### What you will do
Find the line containing "Parse this screenshot: output", then output it and every line after it through the end of the listing below, exactly as written.

### Dataset listings of figures
[Start]
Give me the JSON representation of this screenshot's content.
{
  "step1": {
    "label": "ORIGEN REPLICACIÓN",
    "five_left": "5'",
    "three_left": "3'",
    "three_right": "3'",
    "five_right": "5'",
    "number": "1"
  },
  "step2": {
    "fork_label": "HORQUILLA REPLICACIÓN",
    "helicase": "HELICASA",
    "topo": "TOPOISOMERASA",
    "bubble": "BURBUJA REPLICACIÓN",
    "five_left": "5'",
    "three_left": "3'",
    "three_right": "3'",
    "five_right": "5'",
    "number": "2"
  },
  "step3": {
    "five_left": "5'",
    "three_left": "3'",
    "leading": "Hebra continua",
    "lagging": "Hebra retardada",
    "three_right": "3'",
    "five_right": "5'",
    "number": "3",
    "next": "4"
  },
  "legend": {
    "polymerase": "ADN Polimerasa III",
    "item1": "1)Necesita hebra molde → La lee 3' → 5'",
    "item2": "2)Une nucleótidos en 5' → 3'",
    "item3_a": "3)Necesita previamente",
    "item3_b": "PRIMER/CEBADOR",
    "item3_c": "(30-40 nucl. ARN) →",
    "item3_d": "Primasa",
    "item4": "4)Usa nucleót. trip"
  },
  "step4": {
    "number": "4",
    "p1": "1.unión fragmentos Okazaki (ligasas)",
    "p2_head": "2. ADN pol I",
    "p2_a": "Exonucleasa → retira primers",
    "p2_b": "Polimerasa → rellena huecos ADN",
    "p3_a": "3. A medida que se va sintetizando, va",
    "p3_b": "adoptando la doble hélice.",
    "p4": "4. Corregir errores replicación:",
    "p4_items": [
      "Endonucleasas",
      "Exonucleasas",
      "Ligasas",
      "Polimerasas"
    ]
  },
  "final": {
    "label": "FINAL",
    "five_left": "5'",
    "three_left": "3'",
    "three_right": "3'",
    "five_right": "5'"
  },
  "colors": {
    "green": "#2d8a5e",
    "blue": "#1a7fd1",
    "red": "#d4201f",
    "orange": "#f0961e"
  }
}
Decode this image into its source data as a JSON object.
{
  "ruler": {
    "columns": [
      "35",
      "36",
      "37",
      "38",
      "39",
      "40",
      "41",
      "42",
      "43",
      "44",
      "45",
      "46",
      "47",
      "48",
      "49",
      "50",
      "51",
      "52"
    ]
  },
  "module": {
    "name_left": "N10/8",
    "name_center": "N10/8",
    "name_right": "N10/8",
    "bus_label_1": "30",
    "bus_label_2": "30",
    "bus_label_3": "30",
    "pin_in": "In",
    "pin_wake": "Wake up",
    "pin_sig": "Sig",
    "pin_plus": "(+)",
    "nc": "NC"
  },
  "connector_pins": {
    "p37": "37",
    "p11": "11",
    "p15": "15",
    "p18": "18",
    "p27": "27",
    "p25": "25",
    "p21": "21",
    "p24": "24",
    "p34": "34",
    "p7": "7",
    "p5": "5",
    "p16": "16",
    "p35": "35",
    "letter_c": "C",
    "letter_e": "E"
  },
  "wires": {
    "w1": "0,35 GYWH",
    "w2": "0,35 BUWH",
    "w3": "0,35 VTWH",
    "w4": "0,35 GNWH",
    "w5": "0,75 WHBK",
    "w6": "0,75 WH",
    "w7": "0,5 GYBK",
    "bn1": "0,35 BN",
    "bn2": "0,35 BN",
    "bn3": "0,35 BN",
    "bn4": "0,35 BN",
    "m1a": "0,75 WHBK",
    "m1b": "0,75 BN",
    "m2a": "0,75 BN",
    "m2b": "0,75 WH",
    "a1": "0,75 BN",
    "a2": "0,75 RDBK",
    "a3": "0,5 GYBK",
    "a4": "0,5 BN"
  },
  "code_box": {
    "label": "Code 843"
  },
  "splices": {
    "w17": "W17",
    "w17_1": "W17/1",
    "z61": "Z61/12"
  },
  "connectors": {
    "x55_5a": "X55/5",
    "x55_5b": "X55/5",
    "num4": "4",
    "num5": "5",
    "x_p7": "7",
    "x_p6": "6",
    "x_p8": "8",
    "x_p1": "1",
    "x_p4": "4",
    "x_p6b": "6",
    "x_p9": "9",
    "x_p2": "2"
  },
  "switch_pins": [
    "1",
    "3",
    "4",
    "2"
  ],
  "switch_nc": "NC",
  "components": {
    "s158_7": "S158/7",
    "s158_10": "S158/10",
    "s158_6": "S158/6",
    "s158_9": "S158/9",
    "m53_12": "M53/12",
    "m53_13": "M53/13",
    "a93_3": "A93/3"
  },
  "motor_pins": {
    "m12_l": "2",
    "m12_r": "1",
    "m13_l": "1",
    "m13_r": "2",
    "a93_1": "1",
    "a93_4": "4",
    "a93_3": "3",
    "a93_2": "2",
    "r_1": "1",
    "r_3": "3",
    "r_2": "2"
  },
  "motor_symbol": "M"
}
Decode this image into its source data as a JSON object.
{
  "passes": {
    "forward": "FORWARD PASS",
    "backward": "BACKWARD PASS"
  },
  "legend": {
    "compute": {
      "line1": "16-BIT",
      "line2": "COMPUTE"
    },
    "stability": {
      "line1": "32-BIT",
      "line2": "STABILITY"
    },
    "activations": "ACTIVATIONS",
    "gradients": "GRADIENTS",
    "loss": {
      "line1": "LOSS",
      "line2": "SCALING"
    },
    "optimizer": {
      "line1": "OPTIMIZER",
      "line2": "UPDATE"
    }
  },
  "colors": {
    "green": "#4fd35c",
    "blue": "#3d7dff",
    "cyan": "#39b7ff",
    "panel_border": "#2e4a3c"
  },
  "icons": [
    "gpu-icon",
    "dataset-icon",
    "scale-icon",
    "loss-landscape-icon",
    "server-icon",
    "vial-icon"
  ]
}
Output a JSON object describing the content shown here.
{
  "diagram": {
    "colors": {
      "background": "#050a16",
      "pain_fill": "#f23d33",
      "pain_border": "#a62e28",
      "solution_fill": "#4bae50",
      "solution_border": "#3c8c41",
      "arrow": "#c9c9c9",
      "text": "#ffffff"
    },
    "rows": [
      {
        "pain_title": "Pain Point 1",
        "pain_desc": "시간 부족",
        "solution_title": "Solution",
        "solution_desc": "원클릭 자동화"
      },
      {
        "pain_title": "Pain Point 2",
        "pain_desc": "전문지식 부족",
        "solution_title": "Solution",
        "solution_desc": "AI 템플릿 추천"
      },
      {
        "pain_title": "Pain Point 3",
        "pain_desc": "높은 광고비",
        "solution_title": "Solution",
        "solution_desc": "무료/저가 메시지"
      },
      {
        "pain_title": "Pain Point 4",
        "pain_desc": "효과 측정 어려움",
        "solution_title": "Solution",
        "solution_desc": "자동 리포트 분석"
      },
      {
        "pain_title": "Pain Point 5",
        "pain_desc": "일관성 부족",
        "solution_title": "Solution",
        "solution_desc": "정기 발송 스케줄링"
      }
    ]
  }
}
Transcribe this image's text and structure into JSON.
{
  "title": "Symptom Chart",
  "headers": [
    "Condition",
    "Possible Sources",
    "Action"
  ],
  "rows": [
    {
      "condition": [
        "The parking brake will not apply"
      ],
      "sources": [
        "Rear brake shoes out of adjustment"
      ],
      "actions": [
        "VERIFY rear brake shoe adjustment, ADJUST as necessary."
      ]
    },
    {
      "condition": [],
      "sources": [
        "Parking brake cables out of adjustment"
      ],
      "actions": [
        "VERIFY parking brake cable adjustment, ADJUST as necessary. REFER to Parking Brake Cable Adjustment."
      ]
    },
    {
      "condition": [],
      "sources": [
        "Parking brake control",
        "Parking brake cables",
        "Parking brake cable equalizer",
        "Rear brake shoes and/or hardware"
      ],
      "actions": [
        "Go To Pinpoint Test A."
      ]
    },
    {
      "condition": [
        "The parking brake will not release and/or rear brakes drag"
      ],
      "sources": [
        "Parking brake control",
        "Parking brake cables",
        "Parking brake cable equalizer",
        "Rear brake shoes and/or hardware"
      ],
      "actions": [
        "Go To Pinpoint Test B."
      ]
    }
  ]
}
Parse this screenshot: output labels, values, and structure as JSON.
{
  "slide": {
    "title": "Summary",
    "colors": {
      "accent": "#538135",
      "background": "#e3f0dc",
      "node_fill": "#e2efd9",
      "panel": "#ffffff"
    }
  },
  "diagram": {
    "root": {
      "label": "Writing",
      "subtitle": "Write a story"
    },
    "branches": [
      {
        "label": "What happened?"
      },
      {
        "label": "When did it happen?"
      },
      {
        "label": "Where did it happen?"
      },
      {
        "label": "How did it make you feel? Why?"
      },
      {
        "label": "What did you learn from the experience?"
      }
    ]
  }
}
[End]
### Exercise answer
Parse this screenshot: output labels, values, and structure as JSON.
{
  "slide": {
    "title": "Summary",
    "colors": {
      "accent": "#538135",
      "background": "#e3f0dc",
      "node_fill": "#e2efd9",
      "panel": "#ffffff"
    }
  },
  "diagram": {
    "root": {
      "label": "Writing",
      "subtitle": "Write a story"
    },
    "branches": [
      {
        "label": "What happened?"
      },
      {
        "label": "When did it happen?"
      },
      {
        "label": "Where did it happen?"
      },
      {
        "label": "How did it make you feel? Why?"
      },
      {
        "label": "What did you learn from the experience?"
      }
    ]
  }
}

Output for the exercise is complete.